### STATED EXERCISE
In the listing below, locate the line containing "Type out the text in this image."; reproduce that line and all lines that follow it, unchanged.

### AVAILABLE RECORDS
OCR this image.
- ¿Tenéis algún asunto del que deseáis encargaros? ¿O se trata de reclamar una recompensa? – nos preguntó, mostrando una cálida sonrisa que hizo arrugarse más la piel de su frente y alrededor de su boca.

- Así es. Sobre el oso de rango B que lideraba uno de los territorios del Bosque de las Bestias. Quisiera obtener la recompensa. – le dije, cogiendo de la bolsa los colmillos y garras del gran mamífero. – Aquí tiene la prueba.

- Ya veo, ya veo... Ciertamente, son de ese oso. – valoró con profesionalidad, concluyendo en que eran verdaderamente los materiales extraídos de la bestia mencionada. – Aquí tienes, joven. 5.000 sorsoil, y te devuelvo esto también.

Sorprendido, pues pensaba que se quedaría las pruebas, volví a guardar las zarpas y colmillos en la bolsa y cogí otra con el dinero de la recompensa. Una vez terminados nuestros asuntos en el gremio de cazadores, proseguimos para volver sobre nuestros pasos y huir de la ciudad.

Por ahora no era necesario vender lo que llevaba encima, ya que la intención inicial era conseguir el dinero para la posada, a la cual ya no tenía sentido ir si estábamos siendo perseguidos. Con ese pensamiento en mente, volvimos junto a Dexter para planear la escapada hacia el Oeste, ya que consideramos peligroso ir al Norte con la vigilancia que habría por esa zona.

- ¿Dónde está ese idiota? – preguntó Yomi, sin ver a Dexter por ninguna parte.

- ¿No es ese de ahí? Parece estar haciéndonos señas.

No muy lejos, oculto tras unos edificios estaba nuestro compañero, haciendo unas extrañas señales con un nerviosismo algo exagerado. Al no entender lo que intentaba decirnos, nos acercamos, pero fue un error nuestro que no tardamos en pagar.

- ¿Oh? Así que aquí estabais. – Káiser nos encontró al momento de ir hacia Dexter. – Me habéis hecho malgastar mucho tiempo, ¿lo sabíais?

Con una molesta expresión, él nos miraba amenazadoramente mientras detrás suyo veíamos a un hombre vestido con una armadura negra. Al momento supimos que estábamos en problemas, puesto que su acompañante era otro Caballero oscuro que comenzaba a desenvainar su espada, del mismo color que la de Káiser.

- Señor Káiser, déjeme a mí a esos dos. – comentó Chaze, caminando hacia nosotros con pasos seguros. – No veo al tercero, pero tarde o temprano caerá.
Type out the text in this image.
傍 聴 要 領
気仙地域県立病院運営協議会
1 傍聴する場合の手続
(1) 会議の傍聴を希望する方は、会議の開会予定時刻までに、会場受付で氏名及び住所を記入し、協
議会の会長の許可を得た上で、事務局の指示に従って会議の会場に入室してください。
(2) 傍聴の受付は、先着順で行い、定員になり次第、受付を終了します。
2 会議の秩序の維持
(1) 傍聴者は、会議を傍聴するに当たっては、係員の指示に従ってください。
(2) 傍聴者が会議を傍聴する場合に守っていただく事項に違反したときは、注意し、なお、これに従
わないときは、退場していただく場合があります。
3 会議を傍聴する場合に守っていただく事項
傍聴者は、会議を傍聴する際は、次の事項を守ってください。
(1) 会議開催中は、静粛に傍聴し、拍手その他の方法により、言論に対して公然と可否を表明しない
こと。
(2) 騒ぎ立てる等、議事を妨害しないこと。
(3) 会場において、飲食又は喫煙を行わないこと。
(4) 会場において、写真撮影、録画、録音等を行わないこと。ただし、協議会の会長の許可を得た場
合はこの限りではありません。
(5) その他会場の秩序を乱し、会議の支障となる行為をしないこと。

### TASK RESPONSE
Type out the text in this image.
傍 聴 要 領
気仙地域県立病院運営協議会
1 傍聴する場合の手続
(1) 会議の傍聴を希望する方は、会議の開会予定時刻までに、会場受付で氏名及び住所を記入し、協
議会の会長の許可を得た上で、事務局の指示に従って会議の会場に入室してください。
(2) 傍聴の受付は、先着順で行い、定員になり次第、受付を終了します。
2 会議の秩序の維持
(1) 傍聴者は、会議を傍聴するに当たっては、係員の指示に従ってください。
(2) 傍聴者が会議を傍聴する場合に守っていただく事項に違反したときは、注意し、なお、これに従
わないときは、退場していただく場合があります。
3 会議を傍聴する場合に守っていただく事項
傍聴者は、会議を傍聴する際は、次の事項を守ってください。
(1) 会議開催中は、静粛に傍聴し、拍手その他の方法により、言論に対して公然と可否を表明しない
こと。
(2) 騒ぎ立てる等、議事を妨害しないこと。
(3) 会場において、飲食又は喫煙を行わないこと。
(4) 会場において、写真撮影、録画、録音等を行わないこと。ただし、協議会の会長の許可を得た場
合はこの限りではありません。
(5) その他会場の秩序を乱し、会議の支障となる行為をしないこと。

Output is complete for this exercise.